What to produce →
Check each line of the listing for the string "background", then state how many lines have it. Only the number is wanted.

Data excerpts →
[BEGIN]

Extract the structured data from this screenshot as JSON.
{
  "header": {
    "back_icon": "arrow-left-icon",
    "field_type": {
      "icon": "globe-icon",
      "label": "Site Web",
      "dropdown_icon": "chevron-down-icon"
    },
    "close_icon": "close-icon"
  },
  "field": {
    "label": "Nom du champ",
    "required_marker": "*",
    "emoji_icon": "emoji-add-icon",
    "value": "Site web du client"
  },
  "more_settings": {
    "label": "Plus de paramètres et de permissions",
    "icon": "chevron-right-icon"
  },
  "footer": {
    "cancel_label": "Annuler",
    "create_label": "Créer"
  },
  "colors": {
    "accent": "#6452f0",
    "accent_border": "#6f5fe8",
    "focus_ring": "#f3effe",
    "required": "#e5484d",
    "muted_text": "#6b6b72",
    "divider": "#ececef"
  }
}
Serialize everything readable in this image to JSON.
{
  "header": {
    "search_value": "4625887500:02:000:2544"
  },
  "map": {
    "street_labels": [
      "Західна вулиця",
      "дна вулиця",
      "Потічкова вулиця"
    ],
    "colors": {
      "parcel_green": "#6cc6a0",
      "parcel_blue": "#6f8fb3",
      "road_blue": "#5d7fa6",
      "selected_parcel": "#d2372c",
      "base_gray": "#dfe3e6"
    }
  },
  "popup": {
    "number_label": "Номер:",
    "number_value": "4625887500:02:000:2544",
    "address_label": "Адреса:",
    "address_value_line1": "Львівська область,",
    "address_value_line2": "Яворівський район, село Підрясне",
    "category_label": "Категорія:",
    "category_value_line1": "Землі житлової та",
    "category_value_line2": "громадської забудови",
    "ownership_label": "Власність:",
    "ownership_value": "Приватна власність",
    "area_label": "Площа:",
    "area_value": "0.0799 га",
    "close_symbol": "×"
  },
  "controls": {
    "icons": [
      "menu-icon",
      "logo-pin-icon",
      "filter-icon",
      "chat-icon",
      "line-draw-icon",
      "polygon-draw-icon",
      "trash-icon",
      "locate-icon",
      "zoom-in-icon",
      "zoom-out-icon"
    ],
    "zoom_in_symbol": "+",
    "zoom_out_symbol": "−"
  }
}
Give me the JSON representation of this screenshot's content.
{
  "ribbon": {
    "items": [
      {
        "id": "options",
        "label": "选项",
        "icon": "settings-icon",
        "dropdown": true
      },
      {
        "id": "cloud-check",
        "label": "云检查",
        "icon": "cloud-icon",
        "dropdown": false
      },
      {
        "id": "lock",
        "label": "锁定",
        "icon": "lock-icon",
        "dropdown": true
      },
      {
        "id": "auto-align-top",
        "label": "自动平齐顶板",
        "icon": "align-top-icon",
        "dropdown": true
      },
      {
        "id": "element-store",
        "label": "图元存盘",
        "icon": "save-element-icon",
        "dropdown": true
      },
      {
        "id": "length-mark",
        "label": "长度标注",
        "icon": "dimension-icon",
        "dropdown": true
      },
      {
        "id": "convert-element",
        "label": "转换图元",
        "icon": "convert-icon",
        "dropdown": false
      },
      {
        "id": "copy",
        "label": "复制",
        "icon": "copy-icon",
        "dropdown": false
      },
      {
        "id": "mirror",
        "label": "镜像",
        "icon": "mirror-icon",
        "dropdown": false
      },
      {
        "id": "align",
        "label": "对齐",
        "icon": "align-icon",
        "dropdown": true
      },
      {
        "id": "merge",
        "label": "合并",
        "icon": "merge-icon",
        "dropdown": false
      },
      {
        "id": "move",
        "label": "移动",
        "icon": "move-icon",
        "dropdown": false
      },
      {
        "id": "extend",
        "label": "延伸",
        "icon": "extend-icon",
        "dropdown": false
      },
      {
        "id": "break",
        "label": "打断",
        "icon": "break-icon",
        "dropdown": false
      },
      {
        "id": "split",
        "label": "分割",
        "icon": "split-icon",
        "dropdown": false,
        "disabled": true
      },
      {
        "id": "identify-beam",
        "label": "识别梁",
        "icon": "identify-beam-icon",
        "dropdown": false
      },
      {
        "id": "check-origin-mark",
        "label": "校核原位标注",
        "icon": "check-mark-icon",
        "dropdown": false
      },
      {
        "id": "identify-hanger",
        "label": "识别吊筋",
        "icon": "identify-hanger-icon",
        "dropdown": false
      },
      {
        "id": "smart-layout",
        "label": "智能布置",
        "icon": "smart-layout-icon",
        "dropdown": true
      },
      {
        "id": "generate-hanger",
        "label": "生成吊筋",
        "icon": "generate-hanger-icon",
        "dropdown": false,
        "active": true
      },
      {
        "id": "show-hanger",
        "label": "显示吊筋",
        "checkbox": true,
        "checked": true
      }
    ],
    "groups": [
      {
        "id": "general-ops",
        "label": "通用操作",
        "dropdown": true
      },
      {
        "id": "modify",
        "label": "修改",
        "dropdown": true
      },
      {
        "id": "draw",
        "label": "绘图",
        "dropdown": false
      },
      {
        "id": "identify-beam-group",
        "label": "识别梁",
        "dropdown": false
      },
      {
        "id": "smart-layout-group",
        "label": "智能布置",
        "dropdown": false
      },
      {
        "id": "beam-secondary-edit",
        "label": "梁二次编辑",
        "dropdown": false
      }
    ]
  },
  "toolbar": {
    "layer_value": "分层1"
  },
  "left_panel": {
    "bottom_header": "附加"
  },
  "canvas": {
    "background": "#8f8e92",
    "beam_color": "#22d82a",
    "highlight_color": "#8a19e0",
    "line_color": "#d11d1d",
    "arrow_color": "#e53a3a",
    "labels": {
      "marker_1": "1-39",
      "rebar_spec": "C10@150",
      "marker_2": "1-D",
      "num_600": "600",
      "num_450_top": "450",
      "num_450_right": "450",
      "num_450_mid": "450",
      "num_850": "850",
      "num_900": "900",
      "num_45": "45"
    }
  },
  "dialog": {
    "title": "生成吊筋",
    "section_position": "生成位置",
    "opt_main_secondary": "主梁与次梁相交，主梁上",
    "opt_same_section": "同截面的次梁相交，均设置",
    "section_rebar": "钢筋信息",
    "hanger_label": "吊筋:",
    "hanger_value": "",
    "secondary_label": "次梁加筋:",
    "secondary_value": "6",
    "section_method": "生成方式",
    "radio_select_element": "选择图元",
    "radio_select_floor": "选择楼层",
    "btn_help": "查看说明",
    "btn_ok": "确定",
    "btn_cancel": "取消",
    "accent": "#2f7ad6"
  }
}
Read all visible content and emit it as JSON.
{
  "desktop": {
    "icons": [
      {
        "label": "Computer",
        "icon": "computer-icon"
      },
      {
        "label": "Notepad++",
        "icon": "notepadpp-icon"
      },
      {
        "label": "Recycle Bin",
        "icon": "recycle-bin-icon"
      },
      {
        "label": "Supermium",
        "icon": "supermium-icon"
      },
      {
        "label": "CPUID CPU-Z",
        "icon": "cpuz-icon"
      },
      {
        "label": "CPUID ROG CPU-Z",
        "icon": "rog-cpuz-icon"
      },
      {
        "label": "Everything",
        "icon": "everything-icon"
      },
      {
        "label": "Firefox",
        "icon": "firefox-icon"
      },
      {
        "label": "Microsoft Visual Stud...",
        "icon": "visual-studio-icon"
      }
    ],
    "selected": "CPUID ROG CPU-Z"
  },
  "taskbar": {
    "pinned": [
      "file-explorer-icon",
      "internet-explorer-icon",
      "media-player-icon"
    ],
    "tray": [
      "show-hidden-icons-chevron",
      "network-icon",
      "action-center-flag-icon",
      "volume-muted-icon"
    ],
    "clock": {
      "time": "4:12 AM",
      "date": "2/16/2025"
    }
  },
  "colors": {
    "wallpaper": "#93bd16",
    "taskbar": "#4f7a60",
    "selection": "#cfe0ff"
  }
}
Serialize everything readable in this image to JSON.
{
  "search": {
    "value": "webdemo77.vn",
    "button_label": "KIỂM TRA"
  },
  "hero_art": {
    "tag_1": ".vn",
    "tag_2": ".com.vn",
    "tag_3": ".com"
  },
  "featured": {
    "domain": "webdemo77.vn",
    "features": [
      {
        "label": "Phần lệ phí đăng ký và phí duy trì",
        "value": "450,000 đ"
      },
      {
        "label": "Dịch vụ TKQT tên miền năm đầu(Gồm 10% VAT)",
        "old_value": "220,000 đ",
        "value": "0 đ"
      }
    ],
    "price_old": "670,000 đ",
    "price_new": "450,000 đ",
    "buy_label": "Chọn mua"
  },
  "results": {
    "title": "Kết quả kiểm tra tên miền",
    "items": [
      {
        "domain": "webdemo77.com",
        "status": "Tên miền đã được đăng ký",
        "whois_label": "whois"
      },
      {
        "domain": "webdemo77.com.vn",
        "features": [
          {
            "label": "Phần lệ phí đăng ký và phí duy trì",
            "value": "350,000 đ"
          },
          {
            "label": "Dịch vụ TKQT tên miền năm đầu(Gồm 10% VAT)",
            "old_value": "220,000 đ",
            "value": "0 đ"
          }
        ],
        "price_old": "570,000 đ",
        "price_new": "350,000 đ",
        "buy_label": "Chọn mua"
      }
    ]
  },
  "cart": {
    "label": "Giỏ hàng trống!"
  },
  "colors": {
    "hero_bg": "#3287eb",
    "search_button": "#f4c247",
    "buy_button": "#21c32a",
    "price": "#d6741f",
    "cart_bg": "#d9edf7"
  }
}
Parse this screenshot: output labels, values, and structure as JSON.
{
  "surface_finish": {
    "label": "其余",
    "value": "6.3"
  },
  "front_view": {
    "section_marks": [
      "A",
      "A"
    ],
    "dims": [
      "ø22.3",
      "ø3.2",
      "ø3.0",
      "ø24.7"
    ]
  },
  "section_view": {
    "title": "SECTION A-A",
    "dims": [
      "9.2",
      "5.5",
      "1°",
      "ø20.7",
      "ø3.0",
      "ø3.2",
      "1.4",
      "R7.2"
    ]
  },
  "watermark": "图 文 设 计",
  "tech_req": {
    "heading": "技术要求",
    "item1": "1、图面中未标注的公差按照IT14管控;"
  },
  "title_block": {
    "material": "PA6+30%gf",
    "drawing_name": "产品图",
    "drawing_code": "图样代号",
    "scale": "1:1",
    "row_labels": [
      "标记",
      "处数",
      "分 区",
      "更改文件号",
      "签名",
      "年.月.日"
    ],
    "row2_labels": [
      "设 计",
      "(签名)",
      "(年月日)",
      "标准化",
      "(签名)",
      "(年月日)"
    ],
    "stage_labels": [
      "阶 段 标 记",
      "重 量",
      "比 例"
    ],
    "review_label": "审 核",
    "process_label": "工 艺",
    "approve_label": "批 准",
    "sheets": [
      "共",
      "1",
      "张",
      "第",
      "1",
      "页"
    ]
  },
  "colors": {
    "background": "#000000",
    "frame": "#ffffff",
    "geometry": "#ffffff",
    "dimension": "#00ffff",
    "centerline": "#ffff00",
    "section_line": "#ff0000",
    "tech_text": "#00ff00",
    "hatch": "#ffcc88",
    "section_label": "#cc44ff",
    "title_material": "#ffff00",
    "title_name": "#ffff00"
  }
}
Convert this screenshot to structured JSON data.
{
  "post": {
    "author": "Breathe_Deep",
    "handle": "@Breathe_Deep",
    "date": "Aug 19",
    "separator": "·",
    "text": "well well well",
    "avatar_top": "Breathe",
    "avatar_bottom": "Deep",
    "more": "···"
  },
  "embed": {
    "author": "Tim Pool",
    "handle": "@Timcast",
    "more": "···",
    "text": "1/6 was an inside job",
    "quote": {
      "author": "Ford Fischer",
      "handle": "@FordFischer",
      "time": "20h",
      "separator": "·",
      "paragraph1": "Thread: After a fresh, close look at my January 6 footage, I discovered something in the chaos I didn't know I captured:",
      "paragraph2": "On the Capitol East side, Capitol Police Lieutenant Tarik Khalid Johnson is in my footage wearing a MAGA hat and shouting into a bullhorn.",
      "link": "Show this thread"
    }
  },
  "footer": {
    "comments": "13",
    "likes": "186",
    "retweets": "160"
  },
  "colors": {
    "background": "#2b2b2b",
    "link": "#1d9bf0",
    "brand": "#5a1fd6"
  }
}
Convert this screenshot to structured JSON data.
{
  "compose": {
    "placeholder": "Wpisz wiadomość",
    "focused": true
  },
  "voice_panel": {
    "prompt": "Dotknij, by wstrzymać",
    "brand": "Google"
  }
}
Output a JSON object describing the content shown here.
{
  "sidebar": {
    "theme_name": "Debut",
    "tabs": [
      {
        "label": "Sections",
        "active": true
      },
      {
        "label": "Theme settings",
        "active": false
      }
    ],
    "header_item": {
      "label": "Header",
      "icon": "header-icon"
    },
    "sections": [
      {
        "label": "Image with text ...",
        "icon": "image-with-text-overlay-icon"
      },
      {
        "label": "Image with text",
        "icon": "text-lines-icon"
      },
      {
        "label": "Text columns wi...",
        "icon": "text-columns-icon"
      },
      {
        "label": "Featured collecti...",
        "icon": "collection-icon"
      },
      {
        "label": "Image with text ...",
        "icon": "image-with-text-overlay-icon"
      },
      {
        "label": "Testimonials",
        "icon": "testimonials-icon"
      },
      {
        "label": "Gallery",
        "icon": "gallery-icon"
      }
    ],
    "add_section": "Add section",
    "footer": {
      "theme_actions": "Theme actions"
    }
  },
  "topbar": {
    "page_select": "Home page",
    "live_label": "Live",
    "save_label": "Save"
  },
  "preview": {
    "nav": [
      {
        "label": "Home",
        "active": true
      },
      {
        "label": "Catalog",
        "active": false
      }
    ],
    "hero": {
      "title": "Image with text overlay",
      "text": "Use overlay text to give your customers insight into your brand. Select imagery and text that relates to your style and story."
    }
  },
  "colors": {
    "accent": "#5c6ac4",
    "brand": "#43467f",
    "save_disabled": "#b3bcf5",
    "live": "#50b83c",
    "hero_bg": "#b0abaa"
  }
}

[END]

Worked solution →
3